── Material shown

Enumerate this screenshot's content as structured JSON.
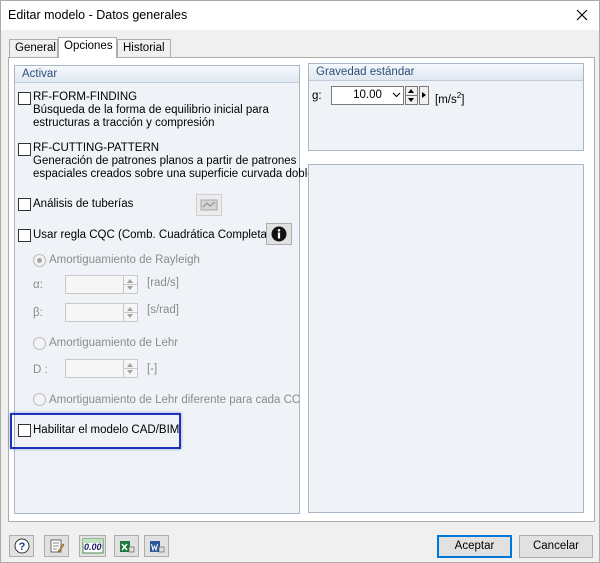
{
  "window": {
    "title": "Editar modelo - Datos generales",
    "close_icon": "close-icon"
  },
  "tabs": [
    {
      "label": "General"
    },
    {
      "label": "Opciones"
    },
    {
      "label": "Historial"
    }
  ],
  "activar": {
    "header": "Activar",
    "form_finding": {
      "label": "RF-FORM-FINDING",
      "desc1": "Búsqueda de la forma de equilibrio inicial para",
      "desc2": "estructuras a tracción y compresión"
    },
    "cutting_pattern": {
      "label": "RF-CUTTING-PATTERN",
      "desc1": "Generación de patrones planos a partir de patrones",
      "desc2": "espaciales creados sobre una superficie curvada doble"
    },
    "tuberias": {
      "label": "Análisis de tuberías"
    },
    "cqc": {
      "label": "Usar regla CQC (Comb. Cuadrática Completa)"
    },
    "rayleigh": {
      "label": "Amortiguamiento de Rayleigh",
      "alpha_label": "α:",
      "alpha_unit": "[rad/s]",
      "beta_label": "β:",
      "beta_unit": "[s/rad]"
    },
    "lehr": {
      "label": "Amortiguamiento de Lehr",
      "d_label": "D :",
      "d_unit": "[-]"
    },
    "lehr_cc": {
      "label": "Amortiguamiento de Lehr diferente para cada CC"
    },
    "cad_bim": {
      "label": "Habilitar el modelo CAD/BIM"
    }
  },
  "gravedad": {
    "header": "Gravedad estándar",
    "g_label": "g:",
    "value": "10.00",
    "unit_prefix": "[m/s",
    "unit_sup": "2",
    "unit_suffix": "]"
  },
  "footer": {
    "accept": "Aceptar",
    "cancel": "Cancelar",
    "zero_label": "0.00"
  },
  "colors": {
    "highlight": "#1f33b8",
    "group_header_text": "#2d4e7b",
    "default_button_border": "#0078d7"
  }
}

────

→ Challenge
Each entry above should be reproduced exactly, with the pictures removed.

→ Answer below
Enumerate this screenshot's content as structured JSON.
{
  "window": {
    "title": "Editar modelo - Datos generales",
    "close_icon": "close-icon"
  },
  "tabs": [
    {
      "label": "General"
    },
    {
      "label": "Opciones"
    },
    {
      "label": "Historial"
    }
  ],
  "activar": {
    "header": "Activar",
    "form_finding": {
      "label": "RF-FORM-FINDING",
      "desc1": "Búsqueda de la forma de equilibrio inicial para",
      "desc2": "estructuras a tracción y compresión"
    },
    "cutting_pattern": {
      "label": "RF-CUTTING-PATTERN",
      "desc1": "Generación de patrones planos a partir de patrones",
      "desc2": "espaciales creados sobre una superficie curvada doble"
    },
    "tuberias": {
      "label": "Análisis de tuberías"
    },
    "cqc": {
      "label": "Usar regla CQC (Comb. Cuadrática Completa)"
    },
    "rayleigh": {
      "label": "Amortiguamiento de Rayleigh",
      "alpha_label": "α:",
      "alpha_unit": "[rad/s]",
      "beta_label": "β:",
      "beta_unit": "[s/rad]"
    },
    "lehr": {
      "label": "Amortiguamiento de Lehr",
      "d_label": "D :",
      "d_unit": "[-]"
    },
    "lehr_cc": {
      "label": "Amortiguamiento de Lehr diferente para cada CC"
    },
    "cad_bim": {
      "label": "Habilitar el modelo CAD/BIM"
    }
  },
  "gravedad": {
    "header": "Gravedad estándar",
    "g_label": "g:",
    "value": "10.00",
    "unit_prefix": "[m/s",
    "unit_sup": "2",
    "unit_suffix": "]"
  },
  "footer": {
    "accept": "Aceptar",
    "cancel": "Cancelar",
    "zero_label": "0.00"
  },
  "colors": {
    "highlight": "#1f33b8",
    "group_header_text": "#2d4e7b",
    "default_button_border": "#0078d7"
  }
}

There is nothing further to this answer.